THE EXERCISE
Output the lines that follow exactly as they are.

[Stored entries]
○ ○ ○ ○ ○ ○ ○
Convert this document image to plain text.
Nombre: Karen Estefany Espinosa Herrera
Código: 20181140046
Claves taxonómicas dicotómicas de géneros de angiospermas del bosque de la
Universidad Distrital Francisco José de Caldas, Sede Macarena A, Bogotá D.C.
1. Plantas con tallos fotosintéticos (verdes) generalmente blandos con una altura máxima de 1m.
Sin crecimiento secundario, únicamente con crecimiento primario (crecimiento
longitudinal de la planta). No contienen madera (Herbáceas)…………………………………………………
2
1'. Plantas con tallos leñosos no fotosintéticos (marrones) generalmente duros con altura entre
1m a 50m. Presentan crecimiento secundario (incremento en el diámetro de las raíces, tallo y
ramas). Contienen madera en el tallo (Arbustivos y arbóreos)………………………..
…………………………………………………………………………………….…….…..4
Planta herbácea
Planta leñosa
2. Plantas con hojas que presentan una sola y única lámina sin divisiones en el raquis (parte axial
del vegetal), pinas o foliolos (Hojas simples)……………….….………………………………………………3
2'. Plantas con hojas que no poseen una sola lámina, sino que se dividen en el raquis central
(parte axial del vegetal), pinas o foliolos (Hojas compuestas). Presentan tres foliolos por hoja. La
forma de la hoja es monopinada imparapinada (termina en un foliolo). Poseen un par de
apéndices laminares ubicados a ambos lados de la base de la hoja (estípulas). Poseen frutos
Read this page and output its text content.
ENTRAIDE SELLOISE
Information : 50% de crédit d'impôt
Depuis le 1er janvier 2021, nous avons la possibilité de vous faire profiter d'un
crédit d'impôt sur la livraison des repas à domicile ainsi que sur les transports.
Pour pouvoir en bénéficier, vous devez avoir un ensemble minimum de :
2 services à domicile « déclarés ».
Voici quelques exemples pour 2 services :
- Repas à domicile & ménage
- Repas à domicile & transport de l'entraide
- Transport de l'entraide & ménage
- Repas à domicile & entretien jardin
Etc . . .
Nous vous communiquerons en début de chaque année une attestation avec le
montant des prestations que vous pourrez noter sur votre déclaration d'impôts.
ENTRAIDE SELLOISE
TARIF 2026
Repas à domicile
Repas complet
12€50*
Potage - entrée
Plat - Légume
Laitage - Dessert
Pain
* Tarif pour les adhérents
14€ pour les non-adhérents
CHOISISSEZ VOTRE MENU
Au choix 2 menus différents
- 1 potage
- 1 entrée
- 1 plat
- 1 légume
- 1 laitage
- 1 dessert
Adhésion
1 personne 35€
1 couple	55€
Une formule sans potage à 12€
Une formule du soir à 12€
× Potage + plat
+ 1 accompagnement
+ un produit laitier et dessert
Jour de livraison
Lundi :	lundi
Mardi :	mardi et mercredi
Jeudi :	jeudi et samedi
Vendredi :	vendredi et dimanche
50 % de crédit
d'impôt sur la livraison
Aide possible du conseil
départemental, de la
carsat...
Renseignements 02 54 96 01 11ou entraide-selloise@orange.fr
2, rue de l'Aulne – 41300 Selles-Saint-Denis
○ ○ ○ ○ ○ ○ ○
COMPLETE ANSWER
Convert this document image to plain text.
Nombre: Karen Estefany Espinosa Herrera
Código: 20181140046
Claves taxonómicas dicotómicas de géneros de angiospermas del bosque de la
Universidad Distrital Francisco José de Caldas, Sede Macarena A, Bogotá D.C.
1. Plantas con tallos fotosintéticos (verdes) generalmente blandos con una altura máxima de 1m.
Sin crecimiento secundario, únicamente con crecimiento primario (crecimiento
longitudinal de la planta). No contienen madera (Herbáceas)…………………………………………………
2
1'. Plantas con tallos leñosos no fotosintéticos (marrones) generalmente duros con altura entre
1m a 50m. Presentan crecimiento secundario (incremento en el diámetro de las raíces, tallo y
ramas). Contienen madera en el tallo (Arbustivos y arbóreos)………………………..
…………………………………………………………………………………….…….…..4
Planta herbácea
Planta leñosa
2. Plantas con hojas que presentan una sola y única lámina sin divisiones en el raquis (parte axial
del vegetal), pinas o foliolos (Hojas simples)……………….….………………………………………………3
2'. Plantas con hojas que no poseen una sola lámina, sino que se dividen en el raquis central
(parte axial del vegetal), pinas o foliolos (Hojas compuestas). Presentan tres foliolos por hoja. La
forma de la hoja es monopinada imparapinada (termina en un foliolo). Poseen un par de
apéndices laminares ubicados a ambos lados de la base de la hoja (estípulas). Poseen frutos
Read this page and output its text content.
ENTRAIDE SELLOISE
Information : 50% de crédit d'impôt
Depuis le 1er janvier 2021, nous avons la possibilité de vous faire profiter d'un
crédit d'impôt sur la livraison des repas à domicile ainsi que sur les transports.
Pour pouvoir en bénéficier, vous devez avoir un ensemble minimum de :
2 services à domicile « déclarés ».
Voici quelques exemples pour 2 services :
- Repas à domicile & ménage
- Repas à domicile & transport de l'entraide
- Transport de l'entraide & ménage
- Repas à domicile & entretien jardin
Etc . . .
Nous vous communiquerons en début de chaque année une attestation avec le
montant des prestations que vous pourrez noter sur votre déclaration d'impôts.
ENTRAIDE SELLOISE
TARIF 2026
Repas à domicile
Repas complet
12€50*
Potage - entrée
Plat - Légume
Laitage - Dessert
Pain
* Tarif pour les adhérents
14€ pour les non-adhérents
CHOISISSEZ VOTRE MENU
Au choix 2 menus différents
- 1 potage
- 1 entrée
- 1 plat
- 1 légume
- 1 laitage
- 1 dessert
Adhésion
1 personne 35€
1 couple	55€
Une formule sans potage à 12€
Une formule du soir à 12€
× Potage + plat
+ 1 accompagnement
+ un produit laitier et dessert
Jour de livraison
Lundi :	lundi
Mardi :	mardi et mercredi
Jeudi :	jeudi et samedi
Vendredi :	vendredi et dimanche
50 % de crédit
d'impôt sur la livraison
Aide possible du conseil
départemental, de la
carsat...
Renseignements 02 54 96 01 11ou entraide-selloise@orange.fr
2, rue de l'Aulne – 41300 Selles-Saint-Denis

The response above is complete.